- Mas Akim eu não sei como que vai ser!
- Eu sei, mas é precisamente este o ponto não é?
- Como assim?
- Você nunca fez isso mesmo, como iria saber como que é?
- Hum… mas me dá medo.
- Claro que dá… e daí?
- Como assim e daí?
- Alguém disse que mudar não envolveria sentir medo?
- É… ninguém disse…
- Ousar significa perder um pouco o controle e estar num lugar e situação que você realmente não conhece… onde você deve ser espontâneo.
- Isso é difícil…
- Sim… mas pense além do medo… ele é uma parte desta experiência… o que tem além dele?
- Tem muita coisa boa que pode acontecer.
- Exato! E essas coisas valem à pena?
- Valem!
“Em outras palavras, deve forçar-se a experimentar outras maneiras de satisfazer seus desejos e necessidades, especificamente negando-se a única reação com que sempre contou.” (Leslie Cameron-Bandler. “Know-How”,SP: Summus, 1991, pg 50)
O ser humano constrói ao longo de sua experiência um modelo de como as coisas são e funcionam. Chamamos isso de “modelo de mundo”. Estes modelos são sempre construídos com base nas experiências e naquilo que a pessoa aprendeu à respeito da experiência. Assim, duas pessoas nunca passam “pela mesma experiência”. À medida em que criamos nossos modelos começamos a funcionar no mundo e a buscar comprovações de que nosso modelo está correto. Organizamos assim não apenas o que pensamos, mas, também, aquilo que captamos do mundo. Ou seja nosso modelo de mundo também organiza a nossa percepção, percebemos aquilo que pensamos que devemos perceber.
Com isso em mente é fácil de compreender que nossas ações também são guiadas pelo nosso modelo de mundo. Assim sendo não apenas aquilo que percebemos, mas as nossas ações refletem uma maneira interna de pensar à nós mesmos e o mundo. Se no meu modelo de mundo as pessoas querem sempre tirar vantagem umas das outras posso assumir uma atitude de defesa contra os outros. Se alguém me diz algo que (eu) não sei avaliar se é falso ou verdadeiro, minha percepção toma esse “detalhe da experiência” como uma tentativa de me enganar e, assim, passo a hostilizar a pessoa, por exemplo, tentando me defender.

[Dados de compreensão de documentos]
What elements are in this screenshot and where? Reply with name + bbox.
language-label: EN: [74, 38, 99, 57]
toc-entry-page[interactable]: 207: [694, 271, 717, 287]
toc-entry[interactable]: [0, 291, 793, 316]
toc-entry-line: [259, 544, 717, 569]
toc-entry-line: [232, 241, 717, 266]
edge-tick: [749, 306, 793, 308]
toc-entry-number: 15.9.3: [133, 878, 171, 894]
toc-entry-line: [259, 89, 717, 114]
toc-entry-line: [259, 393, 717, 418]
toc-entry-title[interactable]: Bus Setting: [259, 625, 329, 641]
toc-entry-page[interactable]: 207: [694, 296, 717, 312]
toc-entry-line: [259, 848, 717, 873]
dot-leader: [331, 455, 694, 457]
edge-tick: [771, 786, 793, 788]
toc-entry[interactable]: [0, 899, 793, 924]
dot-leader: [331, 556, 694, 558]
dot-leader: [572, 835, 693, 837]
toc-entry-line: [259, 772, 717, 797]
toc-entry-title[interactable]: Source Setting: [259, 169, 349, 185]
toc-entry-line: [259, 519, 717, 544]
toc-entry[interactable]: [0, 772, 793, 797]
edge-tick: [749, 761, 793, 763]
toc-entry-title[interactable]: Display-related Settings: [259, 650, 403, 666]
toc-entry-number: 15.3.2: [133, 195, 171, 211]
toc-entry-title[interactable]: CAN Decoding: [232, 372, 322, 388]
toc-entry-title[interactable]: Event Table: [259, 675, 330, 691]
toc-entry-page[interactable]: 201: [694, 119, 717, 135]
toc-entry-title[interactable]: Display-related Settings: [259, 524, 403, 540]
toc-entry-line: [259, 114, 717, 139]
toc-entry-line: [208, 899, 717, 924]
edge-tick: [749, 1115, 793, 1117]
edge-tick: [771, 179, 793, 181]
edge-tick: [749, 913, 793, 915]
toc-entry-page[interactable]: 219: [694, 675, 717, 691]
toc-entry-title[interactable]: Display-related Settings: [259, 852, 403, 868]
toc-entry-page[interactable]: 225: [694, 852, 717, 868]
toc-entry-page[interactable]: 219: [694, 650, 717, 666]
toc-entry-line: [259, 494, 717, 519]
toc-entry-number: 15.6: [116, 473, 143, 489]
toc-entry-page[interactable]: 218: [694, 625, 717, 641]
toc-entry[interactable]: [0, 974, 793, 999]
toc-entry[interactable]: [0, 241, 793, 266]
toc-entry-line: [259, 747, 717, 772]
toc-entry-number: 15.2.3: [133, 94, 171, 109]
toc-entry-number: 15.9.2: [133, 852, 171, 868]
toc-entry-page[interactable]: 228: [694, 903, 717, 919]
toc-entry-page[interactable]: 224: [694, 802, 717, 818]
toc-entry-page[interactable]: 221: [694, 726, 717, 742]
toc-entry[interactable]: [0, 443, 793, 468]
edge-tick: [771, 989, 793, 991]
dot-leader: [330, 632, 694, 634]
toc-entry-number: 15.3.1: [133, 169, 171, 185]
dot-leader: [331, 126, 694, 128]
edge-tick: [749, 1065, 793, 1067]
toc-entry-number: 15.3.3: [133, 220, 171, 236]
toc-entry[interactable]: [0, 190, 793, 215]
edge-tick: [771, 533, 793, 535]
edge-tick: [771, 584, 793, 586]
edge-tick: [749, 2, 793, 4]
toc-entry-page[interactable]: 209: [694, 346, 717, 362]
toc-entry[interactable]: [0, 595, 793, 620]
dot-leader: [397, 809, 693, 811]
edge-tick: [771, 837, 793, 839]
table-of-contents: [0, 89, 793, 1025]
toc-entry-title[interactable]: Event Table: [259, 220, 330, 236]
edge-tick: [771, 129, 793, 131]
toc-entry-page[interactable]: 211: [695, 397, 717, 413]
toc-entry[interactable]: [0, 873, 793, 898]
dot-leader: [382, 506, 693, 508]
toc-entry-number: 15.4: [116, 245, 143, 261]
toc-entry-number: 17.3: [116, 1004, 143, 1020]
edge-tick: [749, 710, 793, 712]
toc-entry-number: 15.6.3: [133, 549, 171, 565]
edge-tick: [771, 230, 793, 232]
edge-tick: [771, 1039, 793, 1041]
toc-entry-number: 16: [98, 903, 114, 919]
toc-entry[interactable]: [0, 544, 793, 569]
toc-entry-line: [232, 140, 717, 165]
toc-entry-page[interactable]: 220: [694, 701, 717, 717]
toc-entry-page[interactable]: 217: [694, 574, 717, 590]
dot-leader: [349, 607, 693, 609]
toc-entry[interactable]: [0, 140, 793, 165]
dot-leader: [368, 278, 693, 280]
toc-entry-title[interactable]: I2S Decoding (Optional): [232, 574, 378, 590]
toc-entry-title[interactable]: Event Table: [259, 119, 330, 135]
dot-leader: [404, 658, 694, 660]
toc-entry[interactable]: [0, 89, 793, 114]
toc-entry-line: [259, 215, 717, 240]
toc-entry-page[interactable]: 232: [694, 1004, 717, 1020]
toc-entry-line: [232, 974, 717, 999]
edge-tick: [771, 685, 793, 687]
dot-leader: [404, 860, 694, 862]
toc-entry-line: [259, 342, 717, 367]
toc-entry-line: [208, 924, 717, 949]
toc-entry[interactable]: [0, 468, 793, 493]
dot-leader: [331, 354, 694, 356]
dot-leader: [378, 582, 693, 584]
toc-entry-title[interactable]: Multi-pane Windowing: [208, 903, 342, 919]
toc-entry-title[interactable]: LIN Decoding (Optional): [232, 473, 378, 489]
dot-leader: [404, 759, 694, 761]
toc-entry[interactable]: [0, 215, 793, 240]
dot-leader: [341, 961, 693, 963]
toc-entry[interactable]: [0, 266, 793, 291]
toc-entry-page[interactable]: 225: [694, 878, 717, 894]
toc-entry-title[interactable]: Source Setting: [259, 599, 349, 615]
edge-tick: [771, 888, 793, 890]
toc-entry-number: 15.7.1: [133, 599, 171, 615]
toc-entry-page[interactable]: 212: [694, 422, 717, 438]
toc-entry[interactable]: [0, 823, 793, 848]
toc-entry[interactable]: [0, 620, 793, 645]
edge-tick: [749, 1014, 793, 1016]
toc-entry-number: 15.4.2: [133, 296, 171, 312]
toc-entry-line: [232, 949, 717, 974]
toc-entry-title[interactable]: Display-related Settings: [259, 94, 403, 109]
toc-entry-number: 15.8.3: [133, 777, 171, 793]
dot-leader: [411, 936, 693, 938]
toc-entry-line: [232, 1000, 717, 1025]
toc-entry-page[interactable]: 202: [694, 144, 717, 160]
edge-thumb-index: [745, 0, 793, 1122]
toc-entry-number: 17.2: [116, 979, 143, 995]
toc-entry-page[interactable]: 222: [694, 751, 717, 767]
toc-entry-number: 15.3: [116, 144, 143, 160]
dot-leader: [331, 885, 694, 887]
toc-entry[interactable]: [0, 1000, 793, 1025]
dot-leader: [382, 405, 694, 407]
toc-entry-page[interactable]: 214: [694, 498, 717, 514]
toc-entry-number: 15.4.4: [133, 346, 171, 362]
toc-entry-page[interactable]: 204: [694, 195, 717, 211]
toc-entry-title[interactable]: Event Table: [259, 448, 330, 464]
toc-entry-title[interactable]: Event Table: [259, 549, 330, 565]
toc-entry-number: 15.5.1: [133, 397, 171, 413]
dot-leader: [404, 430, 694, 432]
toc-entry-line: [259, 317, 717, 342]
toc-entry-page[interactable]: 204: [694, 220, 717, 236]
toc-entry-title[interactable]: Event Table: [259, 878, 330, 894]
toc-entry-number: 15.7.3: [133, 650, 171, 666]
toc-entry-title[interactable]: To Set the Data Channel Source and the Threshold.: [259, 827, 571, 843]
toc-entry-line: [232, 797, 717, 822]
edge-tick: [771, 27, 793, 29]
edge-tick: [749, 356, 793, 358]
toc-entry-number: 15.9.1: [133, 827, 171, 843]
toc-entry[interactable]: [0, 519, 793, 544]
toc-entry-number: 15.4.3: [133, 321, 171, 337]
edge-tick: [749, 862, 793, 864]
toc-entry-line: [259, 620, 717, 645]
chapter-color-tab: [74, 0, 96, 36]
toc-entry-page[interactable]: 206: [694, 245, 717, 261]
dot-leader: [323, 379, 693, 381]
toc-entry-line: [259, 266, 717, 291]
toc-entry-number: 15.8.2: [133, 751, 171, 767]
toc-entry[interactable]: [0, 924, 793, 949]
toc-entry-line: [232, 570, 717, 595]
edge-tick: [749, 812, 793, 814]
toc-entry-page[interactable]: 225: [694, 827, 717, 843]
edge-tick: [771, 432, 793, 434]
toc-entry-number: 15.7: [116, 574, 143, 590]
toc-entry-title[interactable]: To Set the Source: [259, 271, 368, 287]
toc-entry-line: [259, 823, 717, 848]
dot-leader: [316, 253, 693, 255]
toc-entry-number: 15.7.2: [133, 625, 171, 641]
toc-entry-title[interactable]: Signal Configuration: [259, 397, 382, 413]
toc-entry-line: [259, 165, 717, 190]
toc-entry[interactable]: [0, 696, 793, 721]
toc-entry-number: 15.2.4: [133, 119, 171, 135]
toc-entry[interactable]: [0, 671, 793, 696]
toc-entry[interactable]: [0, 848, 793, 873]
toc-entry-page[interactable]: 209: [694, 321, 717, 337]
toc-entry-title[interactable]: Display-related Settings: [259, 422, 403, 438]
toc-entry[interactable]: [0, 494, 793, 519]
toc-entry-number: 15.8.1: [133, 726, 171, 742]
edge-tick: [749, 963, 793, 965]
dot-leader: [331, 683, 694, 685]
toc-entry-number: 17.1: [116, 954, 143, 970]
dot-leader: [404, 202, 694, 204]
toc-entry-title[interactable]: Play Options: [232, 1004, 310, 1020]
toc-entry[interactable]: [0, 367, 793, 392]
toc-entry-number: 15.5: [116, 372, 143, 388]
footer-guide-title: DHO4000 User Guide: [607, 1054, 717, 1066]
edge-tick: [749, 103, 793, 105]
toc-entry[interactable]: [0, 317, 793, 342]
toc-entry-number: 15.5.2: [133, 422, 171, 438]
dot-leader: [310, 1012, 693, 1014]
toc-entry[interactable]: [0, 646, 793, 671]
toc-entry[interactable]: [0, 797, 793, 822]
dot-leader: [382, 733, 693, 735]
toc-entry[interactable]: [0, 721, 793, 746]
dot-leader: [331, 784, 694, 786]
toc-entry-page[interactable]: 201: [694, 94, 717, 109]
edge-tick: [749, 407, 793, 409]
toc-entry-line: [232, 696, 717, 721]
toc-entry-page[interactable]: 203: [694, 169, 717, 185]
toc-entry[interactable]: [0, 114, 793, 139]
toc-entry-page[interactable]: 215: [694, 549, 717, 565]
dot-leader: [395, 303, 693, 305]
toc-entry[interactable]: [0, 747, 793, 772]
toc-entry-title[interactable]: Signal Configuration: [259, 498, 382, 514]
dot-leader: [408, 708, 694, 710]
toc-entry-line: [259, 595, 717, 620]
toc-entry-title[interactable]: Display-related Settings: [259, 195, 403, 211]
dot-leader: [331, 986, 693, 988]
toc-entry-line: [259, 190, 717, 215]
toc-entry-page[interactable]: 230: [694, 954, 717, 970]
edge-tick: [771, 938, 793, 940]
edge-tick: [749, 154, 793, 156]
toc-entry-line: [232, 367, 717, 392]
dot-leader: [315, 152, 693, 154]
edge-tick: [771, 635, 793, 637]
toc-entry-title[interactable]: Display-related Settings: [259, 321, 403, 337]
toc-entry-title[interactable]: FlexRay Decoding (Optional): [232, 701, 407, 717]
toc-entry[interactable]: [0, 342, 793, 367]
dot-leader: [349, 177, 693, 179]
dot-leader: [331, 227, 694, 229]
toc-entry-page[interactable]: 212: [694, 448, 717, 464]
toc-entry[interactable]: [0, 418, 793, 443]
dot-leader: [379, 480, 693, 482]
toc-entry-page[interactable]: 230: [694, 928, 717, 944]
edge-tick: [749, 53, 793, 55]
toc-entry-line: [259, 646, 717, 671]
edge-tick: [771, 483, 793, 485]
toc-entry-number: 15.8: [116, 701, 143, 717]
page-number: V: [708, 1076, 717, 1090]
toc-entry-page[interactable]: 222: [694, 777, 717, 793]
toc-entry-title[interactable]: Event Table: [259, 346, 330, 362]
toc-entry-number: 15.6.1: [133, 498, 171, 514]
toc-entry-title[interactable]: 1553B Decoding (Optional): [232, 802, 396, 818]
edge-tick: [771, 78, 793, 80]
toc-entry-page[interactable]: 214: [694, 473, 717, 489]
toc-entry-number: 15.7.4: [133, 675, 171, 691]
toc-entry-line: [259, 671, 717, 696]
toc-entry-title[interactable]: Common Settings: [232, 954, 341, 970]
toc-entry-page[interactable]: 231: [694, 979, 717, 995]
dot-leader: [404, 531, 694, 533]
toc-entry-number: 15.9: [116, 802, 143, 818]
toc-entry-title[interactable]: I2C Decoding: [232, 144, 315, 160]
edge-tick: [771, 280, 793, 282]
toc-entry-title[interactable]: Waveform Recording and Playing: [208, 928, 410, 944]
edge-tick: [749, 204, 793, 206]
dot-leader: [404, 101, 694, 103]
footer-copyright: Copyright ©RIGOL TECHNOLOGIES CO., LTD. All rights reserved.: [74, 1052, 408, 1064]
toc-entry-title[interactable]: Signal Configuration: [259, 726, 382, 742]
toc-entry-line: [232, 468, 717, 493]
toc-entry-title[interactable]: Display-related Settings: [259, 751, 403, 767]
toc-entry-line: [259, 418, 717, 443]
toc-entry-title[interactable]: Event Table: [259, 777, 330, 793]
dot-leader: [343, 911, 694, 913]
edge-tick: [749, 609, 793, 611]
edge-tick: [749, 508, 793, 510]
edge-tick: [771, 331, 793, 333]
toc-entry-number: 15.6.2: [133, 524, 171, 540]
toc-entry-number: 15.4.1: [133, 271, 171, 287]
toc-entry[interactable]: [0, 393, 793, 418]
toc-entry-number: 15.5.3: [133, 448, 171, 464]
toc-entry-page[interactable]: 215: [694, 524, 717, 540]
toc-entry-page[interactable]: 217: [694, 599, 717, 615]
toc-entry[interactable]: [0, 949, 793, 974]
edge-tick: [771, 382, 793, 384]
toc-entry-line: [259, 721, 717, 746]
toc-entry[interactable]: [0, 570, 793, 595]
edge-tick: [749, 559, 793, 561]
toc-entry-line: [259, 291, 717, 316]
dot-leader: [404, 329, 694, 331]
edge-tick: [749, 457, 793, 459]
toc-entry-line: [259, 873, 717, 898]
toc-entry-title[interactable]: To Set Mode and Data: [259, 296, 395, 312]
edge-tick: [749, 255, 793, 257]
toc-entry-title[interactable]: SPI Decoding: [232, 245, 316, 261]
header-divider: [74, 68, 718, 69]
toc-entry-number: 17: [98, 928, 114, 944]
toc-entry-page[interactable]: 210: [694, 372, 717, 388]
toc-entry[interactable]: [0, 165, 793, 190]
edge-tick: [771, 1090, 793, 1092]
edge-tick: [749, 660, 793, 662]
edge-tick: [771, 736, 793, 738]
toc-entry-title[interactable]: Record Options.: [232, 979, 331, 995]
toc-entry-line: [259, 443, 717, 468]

ATIVIDADE 1:
Redigite o trecho fornecido de "- Como assim e" a "tem além dele?".
ATIVIDADE 2:
Resuma o trecho fornecido em duas frases.

RESPOSTA 1:
- Como assim e daí?
- Alguém disse que mudar não envolveria sentir medo?
- É… ninguém disse…
- Ousar significa perder um pouco o controle e estar num lugar e situação que você realmente não conhece… onde você deve ser espontâneo.
- Isso é difícil…
- Sim… mas pense além do medo… ele é uma parte desta experiência… o que tem além dele?

RESPOSTA 2:
Num diálogo, Akim mostra que sentir medo faz parte de mudar e de ousar fazer algo nunca feito, e que além do medo há muitas coisas boas que valem a pena. Em seguida, o trecho explica que cada pessoa constrói, a partir de suas experiências, um "modelo de mundo" que organiza sua percepção e guia suas ações.